### [Texte cité]
========
Que la justice puisse être dépassée, un événement judiciaire récent, dans notre société sécularisée, en fait apparaître la possibilité. Jacqueline Sauvage avait été condamnée pour le meurtre de son mari. Ses proches se sont tournés vers le Président de la République pour qu’elle sorte de prison. Les juges y étaient opposés mais François Hollande a accédé à la demande qui lui était faite. L’événement a déclenché des réactions diverses. Il a raison ont dit les uns : le geste de cette femme pouvait se comprendre. Il a tort ont dit les autres : on doit respecter les décisions de la justice. Par-delà justice ou raison existe, en France, le pouvoir de faire grâce. Ce mot « grâce » est celui qui dit les relations nouées entre l’humanité et Celui qui non seulement donne la loi mais pardonne à tous.

Le mystère de la Croix

Il y eut un moment dans l’histoire où ce mystère de l’amour et du pardon a pris visage. Un sujet de la Loi, Jésus le Juif de Nazareth, avait vécu et parlé pour en dire le mystère. Celui-ci a pris corps au Golgotha, révélant la mort où peut conduire la Loi : « Nous avons une Loi et d’après cette loi il doit mourir ». Cet homme martyrisé sur la croix donnait à voir la jonction entre la condamnation qui conduit à la mort et le dépassement de la mort qui est pardon : « Père, pardonne-leur car ils ne savent pas ce qu’ils font ». Ils ignoraient en effet que le mystère de la Croix, « scandale pour les Juifs et folie pour les Grecs » donne à voir le passage – c’est-à-dire, en terme hébreu, la pâque – entre le don de la loi qui fait vivre et le pardon qui est résurrection. Le mot « rédemption  » qui signifie « rachat » désigne cet acte du Golgotha. Le terme n’est pas très bien choisi : il donne à entendre qu’il faut payer pour accéder au salut et que Jésus a payé à notre place pour sauver l’humanité. Mais on ne peut payer le salut ; on ne peut le recevoir que par grâce.
========
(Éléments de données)
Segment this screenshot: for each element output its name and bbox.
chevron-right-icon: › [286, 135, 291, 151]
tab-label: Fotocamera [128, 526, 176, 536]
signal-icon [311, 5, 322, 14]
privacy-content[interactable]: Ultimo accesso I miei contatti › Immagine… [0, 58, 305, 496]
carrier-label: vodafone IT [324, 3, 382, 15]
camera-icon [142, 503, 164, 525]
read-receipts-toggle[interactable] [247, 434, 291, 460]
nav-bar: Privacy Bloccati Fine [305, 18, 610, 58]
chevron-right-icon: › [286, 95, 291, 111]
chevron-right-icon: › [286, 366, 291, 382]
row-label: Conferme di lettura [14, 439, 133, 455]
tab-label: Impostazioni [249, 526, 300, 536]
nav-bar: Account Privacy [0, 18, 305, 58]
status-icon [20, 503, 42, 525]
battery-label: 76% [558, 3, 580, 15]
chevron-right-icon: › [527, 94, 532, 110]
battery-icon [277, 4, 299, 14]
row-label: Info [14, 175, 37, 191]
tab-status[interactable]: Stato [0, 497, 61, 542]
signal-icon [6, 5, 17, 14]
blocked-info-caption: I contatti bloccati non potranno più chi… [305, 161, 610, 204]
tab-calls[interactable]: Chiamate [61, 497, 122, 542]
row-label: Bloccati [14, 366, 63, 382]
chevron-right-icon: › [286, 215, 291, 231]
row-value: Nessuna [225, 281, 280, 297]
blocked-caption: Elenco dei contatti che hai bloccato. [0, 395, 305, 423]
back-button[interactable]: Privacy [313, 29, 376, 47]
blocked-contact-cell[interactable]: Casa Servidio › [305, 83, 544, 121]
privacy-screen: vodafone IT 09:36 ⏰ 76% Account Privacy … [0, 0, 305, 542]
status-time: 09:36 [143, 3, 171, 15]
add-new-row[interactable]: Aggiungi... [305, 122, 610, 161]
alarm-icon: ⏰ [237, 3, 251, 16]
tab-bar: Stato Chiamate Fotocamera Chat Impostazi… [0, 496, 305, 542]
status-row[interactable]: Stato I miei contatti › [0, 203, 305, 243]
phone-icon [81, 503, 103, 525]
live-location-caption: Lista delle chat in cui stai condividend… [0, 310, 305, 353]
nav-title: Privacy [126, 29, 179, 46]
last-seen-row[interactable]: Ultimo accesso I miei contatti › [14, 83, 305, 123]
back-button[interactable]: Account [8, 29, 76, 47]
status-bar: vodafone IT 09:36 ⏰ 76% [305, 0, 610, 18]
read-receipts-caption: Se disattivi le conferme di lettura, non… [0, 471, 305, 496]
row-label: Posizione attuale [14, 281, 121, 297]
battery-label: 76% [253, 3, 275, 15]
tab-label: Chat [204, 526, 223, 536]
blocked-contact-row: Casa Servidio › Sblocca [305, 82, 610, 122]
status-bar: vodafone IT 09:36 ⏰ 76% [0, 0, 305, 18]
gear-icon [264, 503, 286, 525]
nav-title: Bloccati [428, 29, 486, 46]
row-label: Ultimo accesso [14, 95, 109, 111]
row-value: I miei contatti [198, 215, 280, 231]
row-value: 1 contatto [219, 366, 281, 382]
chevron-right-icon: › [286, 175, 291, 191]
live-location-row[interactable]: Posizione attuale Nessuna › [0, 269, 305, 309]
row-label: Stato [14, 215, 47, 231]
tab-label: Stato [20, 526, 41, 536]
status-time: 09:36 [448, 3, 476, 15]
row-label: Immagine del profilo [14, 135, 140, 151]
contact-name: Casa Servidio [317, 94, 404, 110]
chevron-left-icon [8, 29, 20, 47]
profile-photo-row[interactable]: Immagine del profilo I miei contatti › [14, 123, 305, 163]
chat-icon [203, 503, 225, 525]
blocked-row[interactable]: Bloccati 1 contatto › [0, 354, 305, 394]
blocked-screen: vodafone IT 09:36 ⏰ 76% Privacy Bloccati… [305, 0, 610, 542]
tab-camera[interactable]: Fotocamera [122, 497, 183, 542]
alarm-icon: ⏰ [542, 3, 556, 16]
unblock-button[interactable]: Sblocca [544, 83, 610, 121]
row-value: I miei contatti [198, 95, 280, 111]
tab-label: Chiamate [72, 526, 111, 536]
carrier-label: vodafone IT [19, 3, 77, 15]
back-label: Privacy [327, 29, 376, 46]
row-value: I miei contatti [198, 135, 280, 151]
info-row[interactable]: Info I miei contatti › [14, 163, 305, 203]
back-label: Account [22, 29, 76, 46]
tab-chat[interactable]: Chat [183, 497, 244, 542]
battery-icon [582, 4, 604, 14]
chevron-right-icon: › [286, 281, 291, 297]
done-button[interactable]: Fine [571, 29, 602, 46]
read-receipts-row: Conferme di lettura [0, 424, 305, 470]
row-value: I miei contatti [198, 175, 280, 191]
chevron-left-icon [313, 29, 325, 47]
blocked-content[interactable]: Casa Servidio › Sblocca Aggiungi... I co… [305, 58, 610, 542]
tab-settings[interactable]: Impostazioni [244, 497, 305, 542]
========
### [Tâches à réaliser]
1. Dans le texte sur la justice et la grâce, renvoyez sans aucune modification le passage qui commence aux mots « Que la justice » et se termine après « pardonne à tous. ».
2. D'après le texte sur la justice et la grâce, pour quel crime Jacqueline Sauvage avait-elle été condamnée ?
3. Rédigez la suite du texte sur la justice et la grâce, à partir de sa dernière phrase.

### [Réponses aux tâches]
1.
Que la justice puisse être dépassée, un événement judiciaire récent, dans notre société sécularisée, en fait apparaître la possibilité. Jacqueline Sauvage avait été condamnée pour le meurtre de son mari. Ses proches se sont tournés vers le Président de la République pour qu’elle sorte de prison. Les juges y étaient opposés mais François Hollande a accédé à la demande qui lui était faite. L’événement a déclenché des réactions diverses. Il a raison ont dit les uns : le geste de cette femme pouvait se comprendre. Il a tort ont dit les autres : on doit respecter les décisions de la justice. Par-delà justice ou raison existe, en France, le pouvoir de faire grâce. Ce mot « grâce » est celui qui dit les relations nouées entre l’humanité et Celui qui non seulement donne la loi mais pardonne à tous.

2. Elle avait été condamnée pour le meurtre de son mari.

3.
On entend souvent dire que la position des chrétiens est trop laxiste. En prêchant le pardon de Dieu, dit-on, ils ouvriraient la porte aux comportements les plus aberrants sous prétexte que tout est d’avance absous. C’est oublier que la foi au pardon implique une certaine manière de vivre. On ne peut être pardonné sans vivre en société d’une manière qui subvertit la loi. Pour le faire entendre, Jésus, une fois de plus, a eu recours à une parabole. Un roi voulut régler ses comptes avec ses sujets. L’un d’entre eux arrive, ne pouvant régler ce qu’il doit  : dix mille talents, une somme considérable. Son Seigneur, plutôt que de lui infliger la peine qu’il mérite, se laisse attendrir par les prières du coupable et lui remet sa dette. Cet homme avait un serviteur qui, par la suite, vient à lui ayant à son égard une dette cent fois moindre que celle dont on lui avait fait grâce. Malgré l’appel à la pitié, le créancier est demeuré ferme, s’appuyant sur son bon droit. Ce refus du pardon a entraîné sa perte : « Dans son courroux, le roi le livra aux tortionnaires jusqu’à ce qu’il eût remboursé tout son dû. C’est ainsi que vous traitera aussi mon Père céleste, si chacun de vous ne pardonne à son frère du fond de son cœur. »

La loi du Royaume

Ce lien de réciprocité est la loi nouvelle promulguée par Jésus. Il est la condition pour se tourner vers le Père : « Remets-nous nos dettes comme nous-mêmes nous remettons à nos débiteurs. » Il s’agit là d’une consigne d’ordre politique. Vivre, répétons-le, c’est vivre en société et quand on enfreint la loi, on s’exclut. Jésus parle de « Royaume de Dieu » pour désigner cette vie en commun où le pardon – ou l’amour  – commande. Il permet de restaurer entre nous les liens qu’on avait brisés. Il nous permet d’être en vérité les uns avec les autres.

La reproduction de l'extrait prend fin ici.